▸ **REQUIRED WORK**
a: In the blog post about growing up, list every sentence in the paragraph beginning "When I was a child" that starts with the word "I".
b: Please explain, using the blog post about growing up, why the writer chooses to blame junior high for the shift in outlook.

▸ **SOURCE**
------------------------------------------------------------

Tuesday, September 4, 2012

How do you leave the past behind....when you see it three times a week?

In which we learn why Tanya's best friends are theatre people (including the ex?)...

When I was a child, I always saw myself as an adult. I had a whole lot of personality and I showed it off. I was a ham and I knew I was the most awesome person that had ever graced this earth. I never hesitated doing anything or talking to anyone, because it never crossed my mind that it was something I shouldn't be doing. I'm sure this attitude came from being the first grandchild and niece on both sides of my family. I was special and everyone told me so.

It wasn't until I got to the awkward teenage years that my outlook in life shifted. Let's blame junior high, because I don't know anyone who had an easy time there. It's an odd time for anyone, because in that "society," those who are outspoken or different are usually shunned and misunderstood. Most kids try their hardest to fit in rather than stand out. Plus being in the midst of puberty makes you feel even the littlest things a hundred times more than you normally would.

------------------------------------------------------------

Element box annotations:
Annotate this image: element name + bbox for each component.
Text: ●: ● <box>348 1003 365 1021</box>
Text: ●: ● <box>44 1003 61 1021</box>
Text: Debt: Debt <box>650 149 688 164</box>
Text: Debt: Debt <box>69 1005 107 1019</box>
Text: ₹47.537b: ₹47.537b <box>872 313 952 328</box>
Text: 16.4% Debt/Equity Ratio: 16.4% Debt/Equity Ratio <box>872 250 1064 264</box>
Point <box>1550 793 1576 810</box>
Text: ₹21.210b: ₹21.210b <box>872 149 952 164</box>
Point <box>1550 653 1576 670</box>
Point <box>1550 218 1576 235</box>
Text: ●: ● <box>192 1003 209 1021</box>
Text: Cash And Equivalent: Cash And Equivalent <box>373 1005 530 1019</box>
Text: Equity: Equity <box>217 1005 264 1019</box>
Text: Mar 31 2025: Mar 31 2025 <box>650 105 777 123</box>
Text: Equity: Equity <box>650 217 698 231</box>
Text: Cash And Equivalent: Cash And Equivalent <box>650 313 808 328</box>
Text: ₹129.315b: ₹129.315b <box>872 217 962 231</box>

------------------------------------------------------------

▸ **RESULTS OF THE EXERCISE**
a:
- I had a whole lot of personality and I showed it off.
- I was a ham and I knew I was the most awesome person that had ever graced this earth.
- I never hesitated doing anything or talking to anyone, because it never crossed my mind that it was something I shouldn't be doing.
- I'm sure this attitude came from being the first grandchild and niece on both sides of my family.
- I was special and everyone told me so.

b: The writer blames junior high because they don't know anyone who had an easy time there. In that "society," outspoken or different kids are usually shunned and misunderstood, so most try to fit in. Puberty also makes even the littlest things feel a hundred times stronger.